(Job): Copy every entry word for word, but skip the pictures.

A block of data
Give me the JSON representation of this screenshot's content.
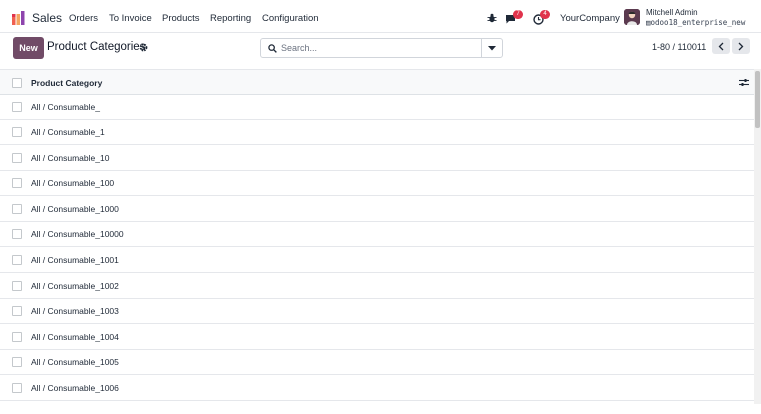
{
  "navbar": {
    "app_name": "Sales",
    "menu": [
      "Orders",
      "To Invoice",
      "Products",
      "Reporting",
      "Configuration"
    ],
    "messages_count": "7",
    "activities_count": "4",
    "company": "YourCompany",
    "user_name": "Mitchell Admin",
    "db_name": "odoo18_enterprise_new",
    "icons": [
      "sales-app-icon",
      "bug-icon",
      "chat-icon",
      "clock-icon",
      "database-icon"
    ]
  },
  "control": {
    "new_label": "New",
    "title": "Product Categories",
    "search_placeholder": "Search...",
    "pager_value": "1-80 / 110011"
  },
  "list": {
    "header": "Product Category",
    "rows": [
      "All / Consumable_",
      "All / Consumable_1",
      "All / Consumable_10",
      "All / Consumable_100",
      "All / Consumable_1000",
      "All / Consumable_10000",
      "All / Consumable_1001",
      "All / Consumable_1002",
      "All / Consumable_1003",
      "All / Consumable_1004",
      "All / Consumable_1005",
      "All / Consumable_1006"
    ]
  },
  "colors": {
    "primary": "#714b67",
    "badge": "#e0334c"
  }
}
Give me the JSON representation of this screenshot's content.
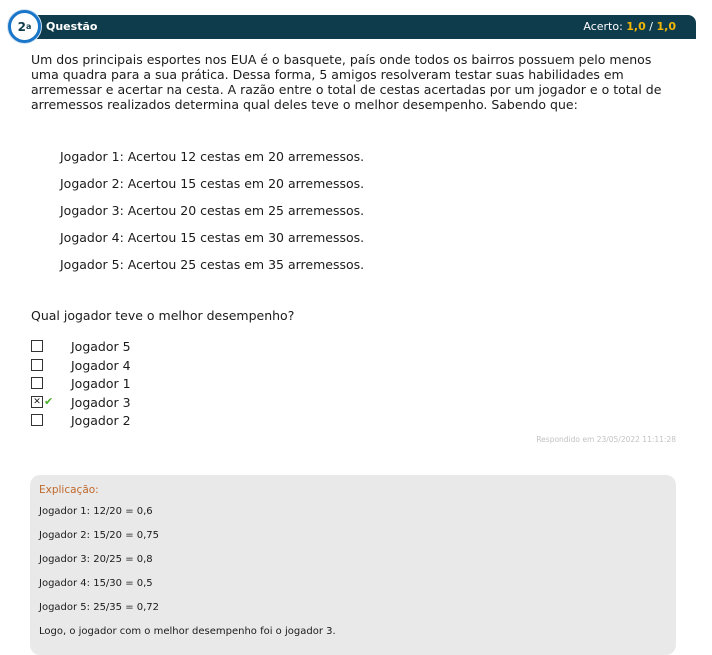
{
  "header": {
    "number": "2",
    "ordinal": "a",
    "title": "Questão",
    "score_label": "Acerto:",
    "score_value": "1,0",
    "score_sep": "/",
    "score_total": "1,0"
  },
  "question": {
    "text": "Um dos principais esportes nos EUA é o basquete, país onde todos os bairros possuem pelo menos uma quadra para a sua prática. Dessa forma, 5 amigos resolveram testar suas habilidades em arremessar e acertar na cesta. A razão entre o total de cestas acertadas por um jogador e o total de arremessos realizados determina qual deles teve o melhor desempenho. Sabendo que:",
    "players": [
      "Jogador 1: Acertou 12 cestas em 20 arremessos.",
      "Jogador 2: Acertou 15 cestas em 20 arremessos.",
      "Jogador 3: Acertou 20 cestas em 25 arremessos.",
      "Jogador 4: Acertou 15 cestas em 30 arremessos.",
      "Jogador 5: Acertou 25 cestas em 35 arremessos."
    ],
    "prompt": "Qual jogador teve o melhor desempenho?"
  },
  "options": [
    {
      "label": "Jogador 5",
      "checked": false
    },
    {
      "label": "Jogador 4",
      "checked": false
    },
    {
      "label": "Jogador 1",
      "checked": false
    },
    {
      "label": "Jogador 3",
      "checked": true,
      "correct": true
    },
    {
      "label": "Jogador 2",
      "checked": false
    }
  ],
  "answered": "Respondido em 23/05/2022 11:11:28",
  "explanation": {
    "title": "Explicação:",
    "lines": [
      "Jogador 1: 12/20 = 0,6",
      "Jogador 2: 15/20 = 0,75",
      "Jogador 3: 20/25 = 0,8",
      "Jogador 4: 15/30 = 0,5",
      "Jogador 5: 25/35 = 0,72",
      "Logo, o jogador com o melhor desempenho foi o jogador 3."
    ]
  },
  "colors": {
    "header_bg": "#0f3c4c",
    "score_accent": "#f2b705",
    "explanation_title": "#c0692c",
    "check_green": "#4caf2a"
  }
}
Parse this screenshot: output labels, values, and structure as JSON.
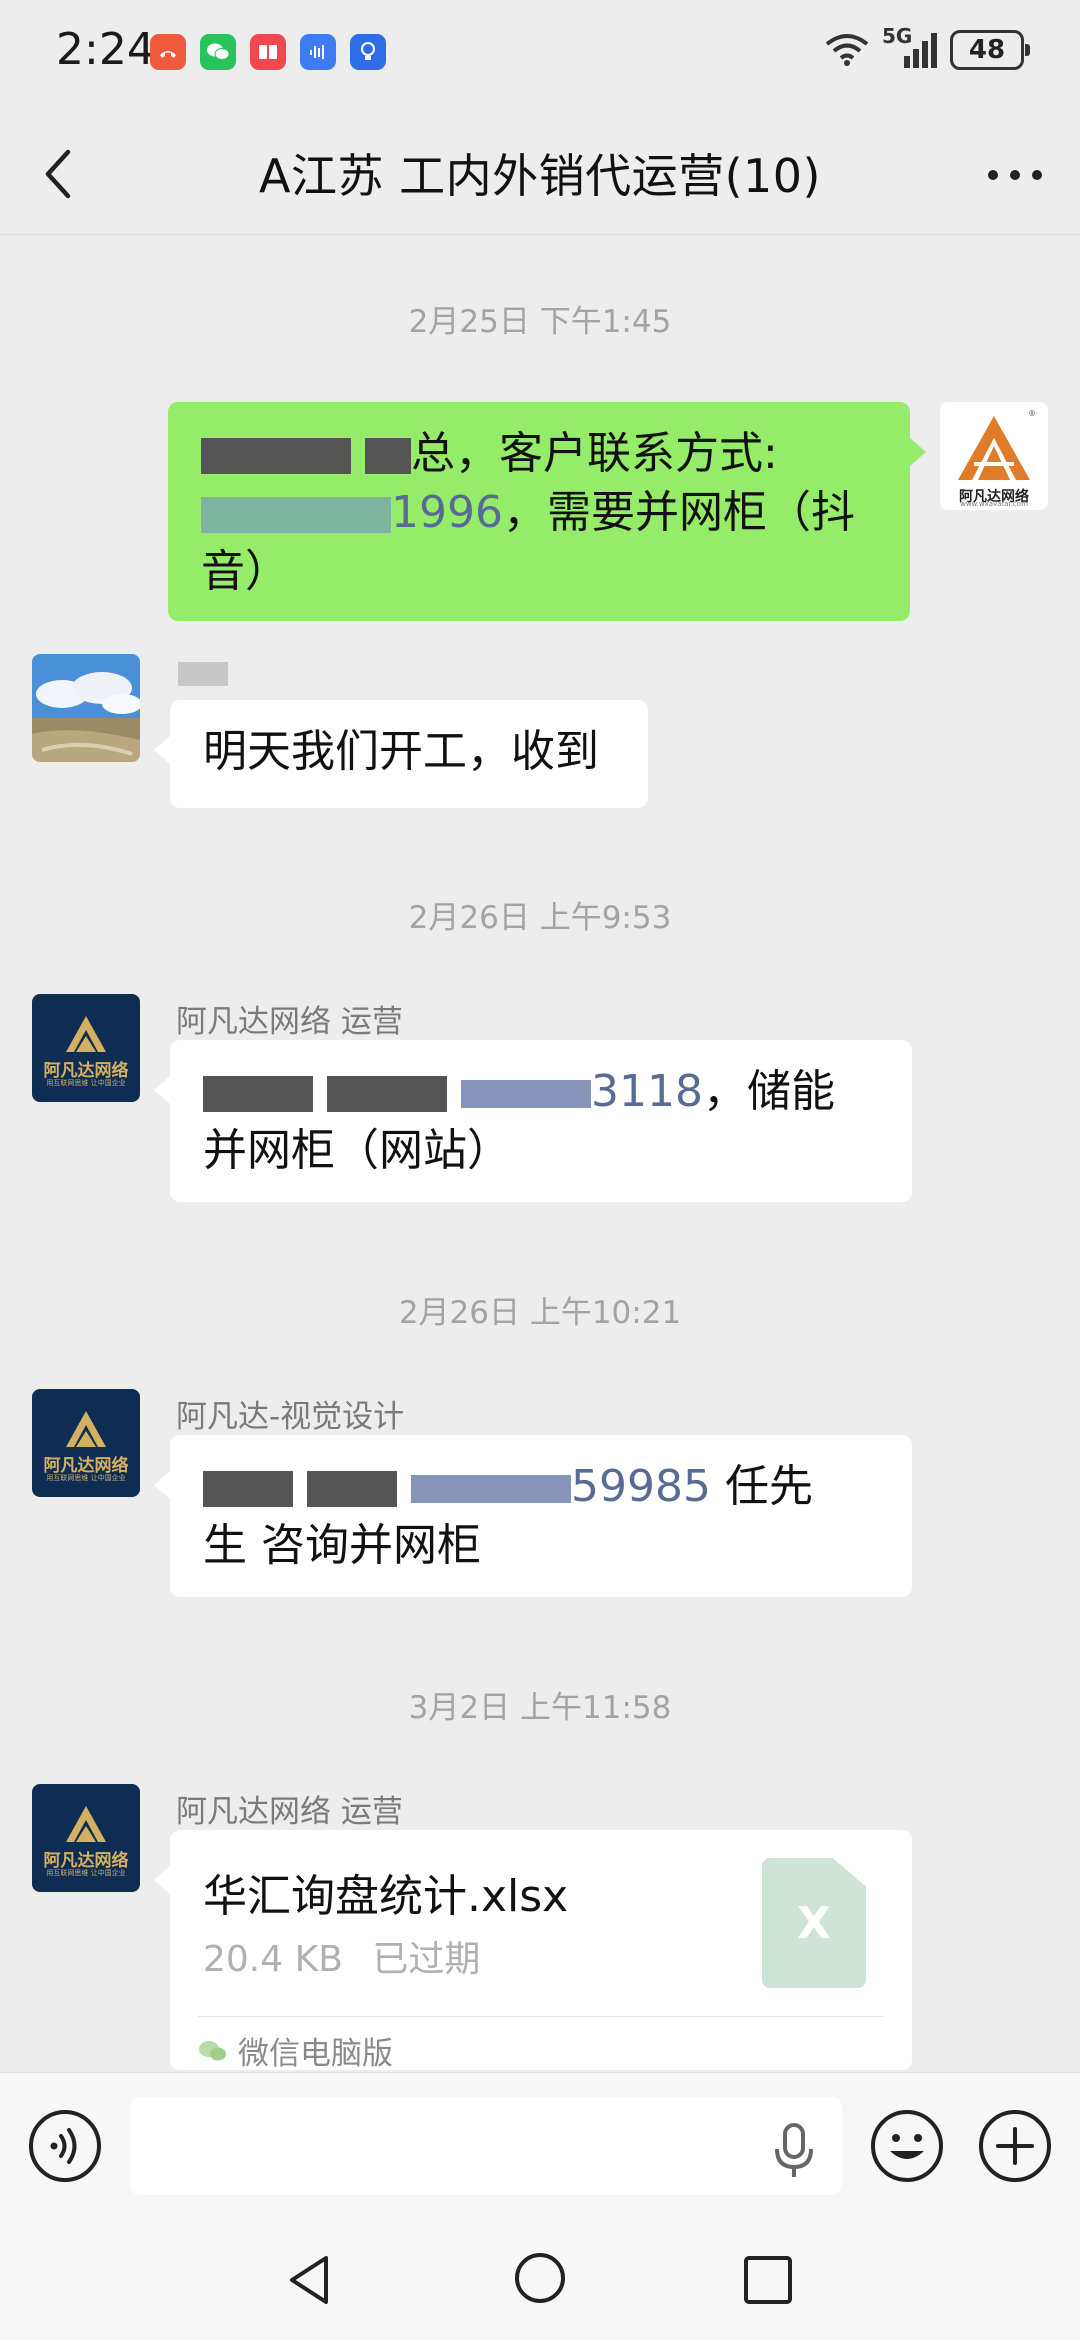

(Solution for this exercise):
Give me the JSON representation of this screenshot's content.
{
  "navbar": {
    "app_name": "Sales",
    "menu": [
      "Orders",
      "To Invoice",
      "Products",
      "Reporting",
      "Configuration"
    ],
    "messages_count": "7",
    "activities_count": "4",
    "company": "YourCompany",
    "user_name": "Mitchell Admin",
    "db_name": "odoo18_enterprise_new",
    "icons": [
      "sales-app-icon",
      "bug-icon",
      "chat-icon",
      "clock-icon",
      "database-icon"
    ]
  },
  "control": {
    "new_label": "New",
    "title": "Product Categories",
    "search_placeholder": "Search...",
    "pager_value": "1-80 / 110011"
  },
  "list": {
    "header": "Product Category",
    "rows": [
      "All / Consumable_",
      "All / Consumable_1",
      "All / Consumable_10",
      "All / Consumable_100",
      "All / Consumable_1000",
      "All / Consumable_10000",
      "All / Consumable_1001",
      "All / Consumable_1002",
      "All / Consumable_1003",
      "All / Consumable_1004",
      "All / Consumable_1005",
      "All / Consumable_1006"
    ]
  },
  "colors": {
    "primary": "#714b67",
    "badge": "#e0334c"
  }
}
Give me the JSON representation of this screenshot's content.
{
  "header": {
    "number": "2",
    "ordinal": "a",
    "title": "Questão",
    "score_label": "Acerto:",
    "score_value": "1,0",
    "score_sep": "/",
    "score_total": "1,0"
  },
  "question": {
    "text": "Um dos principais esportes nos EUA é o basquete, país onde todos os bairros possuem pelo menos uma quadra para a sua prática. Dessa forma, 5 amigos resolveram testar suas habilidades em arremessar e acertar na cesta. A razão entre o total de cestas acertadas por um jogador e o total de arremessos realizados determina qual deles teve o melhor desempenho. Sabendo que:",
    "players": [
      "Jogador 1: Acertou 12 cestas em 20 arremessos.",
      "Jogador 2: Acertou 15 cestas em 20 arremessos.",
      "Jogador 3: Acertou 20 cestas em 25 arremessos.",
      "Jogador 4: Acertou 15 cestas em 30 arremessos.",
      "Jogador 5: Acertou 25 cestas em 35 arremessos."
    ],
    "prompt": "Qual jogador teve o melhor desempenho?"
  },
  "options": [
    {
      "label": "Jogador 5",
      "checked": false
    },
    {
      "label": "Jogador 4",
      "checked": false
    },
    {
      "label": "Jogador 1",
      "checked": false
    },
    {
      "label": "Jogador 3",
      "checked": true,
      "correct": true
    },
    {
      "label": "Jogador 2",
      "checked": false
    }
  ],
  "answered": "Respondido em 23/05/2022 11:11:28",
  "explanation": {
    "title": "Explicação:",
    "lines": [
      "Jogador 1: 12/20 = 0,6",
      "Jogador 2: 15/20 = 0,75",
      "Jogador 3: 20/25 = 0,8",
      "Jogador 4: 15/30 = 0,5",
      "Jogador 5: 25/35 = 0,72",
      "Logo, o jogador com o melhor desempenho foi o jogador 3."
    ]
  },
  "colors": {
    "header_bg": "#0f3c4c",
    "score_accent": "#f2b705",
    "explanation_title": "#c0692c",
    "check_green": "#4caf2a"
  }
}
Parse this screenshot: output labels, values, and structure as JSON.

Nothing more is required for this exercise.